**WHAT YOU ARE ASKED TO DO**
Copy the data precisely, keeping every character.

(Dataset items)
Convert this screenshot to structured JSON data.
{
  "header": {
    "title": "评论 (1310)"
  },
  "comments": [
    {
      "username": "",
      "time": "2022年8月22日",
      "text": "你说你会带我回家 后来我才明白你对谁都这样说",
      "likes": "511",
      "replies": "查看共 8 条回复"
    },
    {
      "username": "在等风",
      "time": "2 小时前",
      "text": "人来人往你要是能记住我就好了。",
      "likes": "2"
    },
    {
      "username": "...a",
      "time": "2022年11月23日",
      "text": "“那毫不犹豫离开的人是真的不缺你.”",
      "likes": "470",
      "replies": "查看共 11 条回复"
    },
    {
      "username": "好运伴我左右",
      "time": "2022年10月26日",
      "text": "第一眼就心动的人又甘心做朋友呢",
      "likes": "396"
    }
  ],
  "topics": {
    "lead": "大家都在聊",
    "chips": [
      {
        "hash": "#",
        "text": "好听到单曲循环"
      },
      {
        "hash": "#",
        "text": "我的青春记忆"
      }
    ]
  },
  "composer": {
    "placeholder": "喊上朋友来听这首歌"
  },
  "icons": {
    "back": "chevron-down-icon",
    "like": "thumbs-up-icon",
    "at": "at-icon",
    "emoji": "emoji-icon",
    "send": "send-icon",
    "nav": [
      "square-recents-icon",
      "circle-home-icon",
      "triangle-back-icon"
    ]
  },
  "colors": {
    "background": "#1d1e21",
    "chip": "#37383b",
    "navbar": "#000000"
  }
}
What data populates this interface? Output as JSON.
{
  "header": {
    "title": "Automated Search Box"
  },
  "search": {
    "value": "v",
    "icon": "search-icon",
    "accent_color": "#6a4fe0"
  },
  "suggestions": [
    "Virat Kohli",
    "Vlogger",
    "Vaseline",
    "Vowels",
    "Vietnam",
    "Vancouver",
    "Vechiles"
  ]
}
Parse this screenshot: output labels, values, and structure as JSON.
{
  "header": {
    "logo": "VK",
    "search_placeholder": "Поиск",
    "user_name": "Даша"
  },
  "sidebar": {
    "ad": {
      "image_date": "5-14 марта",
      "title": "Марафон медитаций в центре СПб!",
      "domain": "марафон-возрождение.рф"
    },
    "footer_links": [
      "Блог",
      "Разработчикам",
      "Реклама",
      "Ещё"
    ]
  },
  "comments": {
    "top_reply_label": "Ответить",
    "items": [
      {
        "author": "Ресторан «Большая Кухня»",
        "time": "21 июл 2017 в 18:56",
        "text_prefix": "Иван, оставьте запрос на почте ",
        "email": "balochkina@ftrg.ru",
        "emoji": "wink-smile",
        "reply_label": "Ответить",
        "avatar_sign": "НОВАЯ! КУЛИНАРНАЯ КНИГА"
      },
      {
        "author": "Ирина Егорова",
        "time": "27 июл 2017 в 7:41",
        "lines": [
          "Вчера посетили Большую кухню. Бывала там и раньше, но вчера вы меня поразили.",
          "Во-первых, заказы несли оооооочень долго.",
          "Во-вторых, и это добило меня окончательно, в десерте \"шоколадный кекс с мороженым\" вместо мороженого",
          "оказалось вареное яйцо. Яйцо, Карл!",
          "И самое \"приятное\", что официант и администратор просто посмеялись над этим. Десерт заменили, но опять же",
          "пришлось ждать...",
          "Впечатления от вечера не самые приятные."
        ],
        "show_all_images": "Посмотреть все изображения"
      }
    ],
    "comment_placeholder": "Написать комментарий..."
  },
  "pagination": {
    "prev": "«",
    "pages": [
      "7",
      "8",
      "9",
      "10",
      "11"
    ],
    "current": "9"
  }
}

**SOLUTION TO THIS EXERCISE**
Convert this screenshot to structured JSON data.
{
  "header": {
    "title": "评论 (1310)"
  },
  "comments": [
    {
      "username": "",
      "time": "2022年8月22日",
      "text": "你说你会带我回家 后来我才明白你对谁都这样说",
      "likes": "511",
      "replies": "查看共 8 条回复"
    },
    {
      "username": "在等风",
      "time": "2 小时前",
      "text": "人来人往你要是能记住我就好了。",
      "likes": "2"
    },
    {
      "username": "...a",
      "time": "2022年11月23日",
      "text": "“那毫不犹豫离开的人是真的不缺你.”",
      "likes": "470",
      "replies": "查看共 11 条回复"
    },
    {
      "username": "好运伴我左右",
      "time": "2022年10月26日",
      "text": "第一眼就心动的人又甘心做朋友呢",
      "likes": "396"
    }
  ],
  "topics": {
    "lead": "大家都在聊",
    "chips": [
      {
        "hash": "#",
        "text": "好听到单曲循环"
      },
      {
        "hash": "#",
        "text": "我的青春记忆"
      }
    ]
  },
  "composer": {
    "placeholder": "喊上朋友来听这首歌"
  },
  "icons": {
    "back": "chevron-down-icon",
    "like": "thumbs-up-icon",
    "at": "at-icon",
    "emoji": "emoji-icon",
    "send": "send-icon",
    "nav": [
      "square-recents-icon",
      "circle-home-icon",
      "triangle-back-icon"
    ]
  },
  "colors": {
    "background": "#1d1e21",
    "chip": "#37383b",
    "navbar": "#000000"
  }
}
What data populates this interface? Output as JSON.
{
  "header": {
    "title": "Automated Search Box"
  },
  "search": {
    "value": "v",
    "icon": "search-icon",
    "accent_color": "#6a4fe0"
  },
  "suggestions": [
    "Virat Kohli",
    "Vlogger",
    "Vaseline",
    "Vowels",
    "Vietnam",
    "Vancouver",
    "Vechiles"
  ]
}
Parse this screenshot: output labels, values, and structure as JSON.
{
  "header": {
    "logo": "VK",
    "search_placeholder": "Поиск",
    "user_name": "Даша"
  },
  "sidebar": {
    "ad": {
      "image_date": "5-14 марта",
      "title": "Марафон медитаций в центре СПб!",
      "domain": "марафон-возрождение.рф"
    },
    "footer_links": [
      "Блог",
      "Разработчикам",
      "Реклама",
      "Ещё"
    ]
  },
  "comments": {
    "top_reply_label": "Ответить",
    "items": [
      {
        "author": "Ресторан «Большая Кухня»",
        "time": "21 июл 2017 в 18:56",
        "text_prefix": "Иван, оставьте запрос на почте ",
        "email": "balochkina@ftrg.ru",
        "emoji": "wink-smile",
        "reply_label": "Ответить",
        "avatar_sign": "НОВАЯ! КУЛИНАРНАЯ КНИГА"
      },
      {
        "author": "Ирина Егорова",
        "time": "27 июл 2017 в 7:41",
        "lines": [
          "Вчера посетили Большую кухню. Бывала там и раньше, но вчера вы меня поразили.",
          "Во-первых, заказы несли оооооочень долго.",
          "Во-вторых, и это добило меня окончательно, в десерте \"шоколадный кекс с мороженым\" вместо мороженого",
          "оказалось вареное яйцо. Яйцо, Карл!",
          "И самое \"приятное\", что официант и администратор просто посмеялись над этим. Десерт заменили, но опять же",
          "пришлось ждать...",
          "Впечатления от вечера не самые приятные."
        ],
        "show_all_images": "Посмотреть все изображения"
      }
    ],
    "comment_placeholder": "Написать комментарий..."
  },
  "pagination": {
    "prev": "«",
    "pages": [
      "7",
      "8",
      "9",
      "10",
      "11"
    ],
    "current": "9"
  }
}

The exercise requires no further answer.